- Task brief:
Using the data below, gather each line that includes the word "Российской".

========================================

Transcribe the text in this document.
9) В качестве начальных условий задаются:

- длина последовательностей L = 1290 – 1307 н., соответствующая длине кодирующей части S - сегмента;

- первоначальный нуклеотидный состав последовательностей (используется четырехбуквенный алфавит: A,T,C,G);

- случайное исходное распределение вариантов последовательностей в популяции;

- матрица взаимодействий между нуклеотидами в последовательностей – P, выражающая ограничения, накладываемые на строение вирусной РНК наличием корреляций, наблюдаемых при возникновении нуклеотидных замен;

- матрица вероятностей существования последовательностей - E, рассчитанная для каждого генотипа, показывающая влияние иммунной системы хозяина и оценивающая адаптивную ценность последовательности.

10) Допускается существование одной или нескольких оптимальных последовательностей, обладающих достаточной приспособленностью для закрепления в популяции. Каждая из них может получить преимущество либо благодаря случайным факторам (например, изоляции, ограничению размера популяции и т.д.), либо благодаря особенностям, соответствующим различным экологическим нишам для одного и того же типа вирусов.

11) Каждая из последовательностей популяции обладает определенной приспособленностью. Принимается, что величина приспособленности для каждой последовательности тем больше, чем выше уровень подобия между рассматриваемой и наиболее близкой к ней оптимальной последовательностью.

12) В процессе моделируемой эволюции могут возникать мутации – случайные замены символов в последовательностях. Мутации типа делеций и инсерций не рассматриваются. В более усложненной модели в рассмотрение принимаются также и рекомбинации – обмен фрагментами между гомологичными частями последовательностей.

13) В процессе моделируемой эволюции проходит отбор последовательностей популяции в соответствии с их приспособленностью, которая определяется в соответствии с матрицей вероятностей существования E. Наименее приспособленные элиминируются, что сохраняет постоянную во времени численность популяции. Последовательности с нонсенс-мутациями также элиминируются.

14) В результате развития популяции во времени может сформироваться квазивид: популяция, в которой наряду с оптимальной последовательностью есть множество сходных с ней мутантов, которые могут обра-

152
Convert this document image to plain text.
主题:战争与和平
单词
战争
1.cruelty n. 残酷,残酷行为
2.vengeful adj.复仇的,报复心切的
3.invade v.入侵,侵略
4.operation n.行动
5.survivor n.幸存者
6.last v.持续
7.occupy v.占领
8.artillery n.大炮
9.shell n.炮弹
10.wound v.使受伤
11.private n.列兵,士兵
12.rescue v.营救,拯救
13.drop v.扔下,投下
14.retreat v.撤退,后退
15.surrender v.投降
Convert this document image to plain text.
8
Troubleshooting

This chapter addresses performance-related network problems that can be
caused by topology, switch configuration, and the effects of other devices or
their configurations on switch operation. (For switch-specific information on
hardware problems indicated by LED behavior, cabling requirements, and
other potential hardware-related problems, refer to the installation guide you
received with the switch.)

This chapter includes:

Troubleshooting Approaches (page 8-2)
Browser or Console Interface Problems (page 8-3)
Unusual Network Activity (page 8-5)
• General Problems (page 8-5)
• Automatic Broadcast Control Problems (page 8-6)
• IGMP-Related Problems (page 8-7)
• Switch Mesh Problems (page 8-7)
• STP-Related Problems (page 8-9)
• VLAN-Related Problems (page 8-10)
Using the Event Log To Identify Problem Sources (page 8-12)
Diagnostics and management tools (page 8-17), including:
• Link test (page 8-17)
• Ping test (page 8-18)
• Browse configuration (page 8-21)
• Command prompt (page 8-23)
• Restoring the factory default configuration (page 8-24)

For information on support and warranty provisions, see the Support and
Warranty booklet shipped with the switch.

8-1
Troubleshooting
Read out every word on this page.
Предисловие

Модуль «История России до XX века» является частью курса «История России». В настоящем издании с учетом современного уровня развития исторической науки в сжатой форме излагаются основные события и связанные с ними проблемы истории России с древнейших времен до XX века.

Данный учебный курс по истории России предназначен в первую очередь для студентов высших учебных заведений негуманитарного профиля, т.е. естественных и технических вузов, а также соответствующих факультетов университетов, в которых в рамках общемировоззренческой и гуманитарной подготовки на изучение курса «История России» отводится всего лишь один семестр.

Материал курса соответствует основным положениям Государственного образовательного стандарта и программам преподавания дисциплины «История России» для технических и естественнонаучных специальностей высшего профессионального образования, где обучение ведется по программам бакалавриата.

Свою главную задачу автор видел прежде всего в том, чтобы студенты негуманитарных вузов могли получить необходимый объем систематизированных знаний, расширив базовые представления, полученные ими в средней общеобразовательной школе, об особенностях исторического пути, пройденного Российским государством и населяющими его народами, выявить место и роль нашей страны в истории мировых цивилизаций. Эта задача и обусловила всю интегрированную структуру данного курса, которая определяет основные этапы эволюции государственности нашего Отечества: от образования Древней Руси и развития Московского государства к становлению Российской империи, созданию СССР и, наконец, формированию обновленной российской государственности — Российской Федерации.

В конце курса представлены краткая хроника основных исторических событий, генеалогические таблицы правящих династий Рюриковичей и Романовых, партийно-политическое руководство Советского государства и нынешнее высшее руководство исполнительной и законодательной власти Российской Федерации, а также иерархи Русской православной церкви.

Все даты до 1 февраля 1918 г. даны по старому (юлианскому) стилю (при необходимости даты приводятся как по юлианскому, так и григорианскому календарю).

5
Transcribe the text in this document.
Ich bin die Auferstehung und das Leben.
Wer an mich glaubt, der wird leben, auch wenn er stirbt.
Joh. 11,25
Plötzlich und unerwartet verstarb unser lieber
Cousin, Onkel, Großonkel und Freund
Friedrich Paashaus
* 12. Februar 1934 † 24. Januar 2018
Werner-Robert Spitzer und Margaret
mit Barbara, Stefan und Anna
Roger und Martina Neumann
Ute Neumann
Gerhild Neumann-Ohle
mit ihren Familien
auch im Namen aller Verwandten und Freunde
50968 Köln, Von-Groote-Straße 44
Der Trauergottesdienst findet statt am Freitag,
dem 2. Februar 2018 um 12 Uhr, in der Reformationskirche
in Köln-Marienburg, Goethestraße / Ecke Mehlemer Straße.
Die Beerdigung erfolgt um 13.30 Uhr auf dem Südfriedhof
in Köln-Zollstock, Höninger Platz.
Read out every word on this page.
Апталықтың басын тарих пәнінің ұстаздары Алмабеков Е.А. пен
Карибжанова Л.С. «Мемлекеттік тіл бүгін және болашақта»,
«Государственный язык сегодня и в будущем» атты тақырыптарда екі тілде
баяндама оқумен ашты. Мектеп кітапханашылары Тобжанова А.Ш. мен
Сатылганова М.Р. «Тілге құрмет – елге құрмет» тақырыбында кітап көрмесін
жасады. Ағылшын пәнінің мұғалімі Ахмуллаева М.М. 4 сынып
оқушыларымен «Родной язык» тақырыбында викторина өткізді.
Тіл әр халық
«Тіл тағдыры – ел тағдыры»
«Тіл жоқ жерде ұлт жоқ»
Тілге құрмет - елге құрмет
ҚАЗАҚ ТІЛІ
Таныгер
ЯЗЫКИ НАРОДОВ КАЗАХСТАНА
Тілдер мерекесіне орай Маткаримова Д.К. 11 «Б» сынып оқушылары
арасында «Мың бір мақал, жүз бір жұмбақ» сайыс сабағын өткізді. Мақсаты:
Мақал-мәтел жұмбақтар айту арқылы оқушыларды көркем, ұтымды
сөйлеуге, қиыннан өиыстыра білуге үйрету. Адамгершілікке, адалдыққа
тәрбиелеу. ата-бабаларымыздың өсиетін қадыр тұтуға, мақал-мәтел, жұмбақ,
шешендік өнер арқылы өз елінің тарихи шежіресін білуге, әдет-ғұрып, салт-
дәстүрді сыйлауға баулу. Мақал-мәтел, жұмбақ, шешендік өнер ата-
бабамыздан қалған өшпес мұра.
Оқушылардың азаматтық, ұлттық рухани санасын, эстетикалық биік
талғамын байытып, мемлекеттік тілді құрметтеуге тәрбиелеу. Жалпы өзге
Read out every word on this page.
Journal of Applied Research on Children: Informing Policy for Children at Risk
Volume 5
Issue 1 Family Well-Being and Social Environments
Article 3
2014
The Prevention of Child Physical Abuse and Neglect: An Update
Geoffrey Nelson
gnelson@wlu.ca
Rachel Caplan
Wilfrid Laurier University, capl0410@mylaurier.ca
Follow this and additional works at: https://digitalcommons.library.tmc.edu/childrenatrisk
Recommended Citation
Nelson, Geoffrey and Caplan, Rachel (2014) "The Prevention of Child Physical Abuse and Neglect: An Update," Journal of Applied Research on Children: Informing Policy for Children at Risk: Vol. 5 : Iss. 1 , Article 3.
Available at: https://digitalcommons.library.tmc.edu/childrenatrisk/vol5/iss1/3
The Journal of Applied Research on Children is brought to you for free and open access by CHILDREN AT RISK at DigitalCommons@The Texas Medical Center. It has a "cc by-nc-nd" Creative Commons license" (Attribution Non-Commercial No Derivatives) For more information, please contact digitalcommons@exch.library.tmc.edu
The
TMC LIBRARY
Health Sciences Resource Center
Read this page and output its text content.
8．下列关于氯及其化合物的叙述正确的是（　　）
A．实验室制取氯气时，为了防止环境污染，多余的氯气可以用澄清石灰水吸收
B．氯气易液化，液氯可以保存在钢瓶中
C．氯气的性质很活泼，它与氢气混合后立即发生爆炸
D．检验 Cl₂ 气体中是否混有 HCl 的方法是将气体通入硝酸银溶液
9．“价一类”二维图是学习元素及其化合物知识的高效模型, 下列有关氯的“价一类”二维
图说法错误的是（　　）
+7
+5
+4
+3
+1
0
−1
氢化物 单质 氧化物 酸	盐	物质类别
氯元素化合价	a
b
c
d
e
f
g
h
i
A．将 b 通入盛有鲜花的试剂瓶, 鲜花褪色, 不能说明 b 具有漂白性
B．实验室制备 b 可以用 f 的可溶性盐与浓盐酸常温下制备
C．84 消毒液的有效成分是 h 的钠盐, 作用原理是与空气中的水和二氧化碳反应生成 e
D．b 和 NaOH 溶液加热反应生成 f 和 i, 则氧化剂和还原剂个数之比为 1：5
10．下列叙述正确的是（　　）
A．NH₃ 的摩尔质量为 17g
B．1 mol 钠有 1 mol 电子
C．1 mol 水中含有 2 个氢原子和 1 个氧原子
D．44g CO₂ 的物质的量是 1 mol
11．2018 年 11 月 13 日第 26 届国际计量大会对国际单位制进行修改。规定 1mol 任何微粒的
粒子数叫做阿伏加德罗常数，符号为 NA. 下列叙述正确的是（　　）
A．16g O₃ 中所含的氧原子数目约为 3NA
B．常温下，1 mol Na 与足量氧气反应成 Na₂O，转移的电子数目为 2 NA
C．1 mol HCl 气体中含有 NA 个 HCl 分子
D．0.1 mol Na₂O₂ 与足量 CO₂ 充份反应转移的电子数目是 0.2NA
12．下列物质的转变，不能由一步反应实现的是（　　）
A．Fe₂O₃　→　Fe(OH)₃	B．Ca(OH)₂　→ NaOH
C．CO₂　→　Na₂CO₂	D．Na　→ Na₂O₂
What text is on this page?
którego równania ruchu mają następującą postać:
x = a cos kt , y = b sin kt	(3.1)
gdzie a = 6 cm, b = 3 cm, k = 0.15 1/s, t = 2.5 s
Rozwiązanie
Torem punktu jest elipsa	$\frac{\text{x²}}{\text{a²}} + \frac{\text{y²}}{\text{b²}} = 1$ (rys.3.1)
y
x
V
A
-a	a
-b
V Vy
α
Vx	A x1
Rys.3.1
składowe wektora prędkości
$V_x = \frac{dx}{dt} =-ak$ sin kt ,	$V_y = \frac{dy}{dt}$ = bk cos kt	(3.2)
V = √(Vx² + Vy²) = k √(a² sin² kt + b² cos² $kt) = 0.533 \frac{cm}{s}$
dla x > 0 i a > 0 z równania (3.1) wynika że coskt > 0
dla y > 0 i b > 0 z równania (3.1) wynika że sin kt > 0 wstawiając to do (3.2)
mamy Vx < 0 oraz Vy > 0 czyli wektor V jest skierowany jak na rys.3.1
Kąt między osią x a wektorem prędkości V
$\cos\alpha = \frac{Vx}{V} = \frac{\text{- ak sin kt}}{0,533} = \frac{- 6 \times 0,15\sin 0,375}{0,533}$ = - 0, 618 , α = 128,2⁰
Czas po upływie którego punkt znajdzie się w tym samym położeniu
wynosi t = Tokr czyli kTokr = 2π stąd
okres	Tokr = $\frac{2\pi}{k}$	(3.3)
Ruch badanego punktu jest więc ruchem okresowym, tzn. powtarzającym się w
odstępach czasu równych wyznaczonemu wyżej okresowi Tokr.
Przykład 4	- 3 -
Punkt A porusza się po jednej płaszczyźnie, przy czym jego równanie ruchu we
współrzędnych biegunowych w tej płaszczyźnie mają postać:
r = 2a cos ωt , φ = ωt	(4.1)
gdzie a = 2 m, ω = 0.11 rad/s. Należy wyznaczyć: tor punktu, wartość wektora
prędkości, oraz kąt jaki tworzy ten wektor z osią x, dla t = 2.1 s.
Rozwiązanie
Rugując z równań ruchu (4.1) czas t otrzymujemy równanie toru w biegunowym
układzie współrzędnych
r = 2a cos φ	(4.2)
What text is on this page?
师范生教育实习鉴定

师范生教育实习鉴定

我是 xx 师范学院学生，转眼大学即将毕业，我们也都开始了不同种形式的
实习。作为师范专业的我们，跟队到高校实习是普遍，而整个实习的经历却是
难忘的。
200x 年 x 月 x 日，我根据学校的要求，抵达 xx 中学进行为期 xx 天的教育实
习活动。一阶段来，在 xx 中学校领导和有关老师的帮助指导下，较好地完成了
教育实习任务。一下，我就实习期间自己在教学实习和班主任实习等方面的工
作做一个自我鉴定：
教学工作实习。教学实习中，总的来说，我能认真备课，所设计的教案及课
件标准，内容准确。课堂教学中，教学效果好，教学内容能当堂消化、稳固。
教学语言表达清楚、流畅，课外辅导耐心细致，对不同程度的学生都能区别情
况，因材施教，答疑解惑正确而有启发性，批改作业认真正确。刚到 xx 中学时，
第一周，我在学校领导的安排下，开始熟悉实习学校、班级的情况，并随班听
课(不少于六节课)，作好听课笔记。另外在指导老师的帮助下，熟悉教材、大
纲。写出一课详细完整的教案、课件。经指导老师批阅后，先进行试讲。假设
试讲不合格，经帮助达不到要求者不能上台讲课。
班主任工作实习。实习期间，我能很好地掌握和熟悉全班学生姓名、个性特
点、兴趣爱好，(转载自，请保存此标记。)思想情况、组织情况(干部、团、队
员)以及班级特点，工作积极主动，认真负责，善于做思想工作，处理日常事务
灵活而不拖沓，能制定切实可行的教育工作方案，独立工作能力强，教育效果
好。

========================================

- Final result:
Свою главную задачу автор видел прежде всего в том, чтобы студенты негуманитарных вузов могли получить необходимый объем систематизированных знаний, расширив базовые представления, полученные ими в средней общеобразовательной школе, об особенностях исторического пути, пройденного Российским государством и населяющими его народами, выявить место и роль нашей страны в истории мировых цивилизаций. Эта задача и обусловила всю интегрированную структуру данного курса, которая определяет основные этапы эволюции государственности нашего Отечества: от образования Древней Руси и развития Московского государства к становлению Российской империи, созданию СССР и, наконец, формированию обновленной российской государственности — Российской Федерации.
В конце курса представлены краткая хроника основных исторических событий, генеалогические таблицы правящих династий Рюриковичей и Романовых, партийно-политическое руководство Советского государства и нынешнее высшее руководство исполнительной и законодательной власти Российской Федерации, а также иерархи Русской православной церкви.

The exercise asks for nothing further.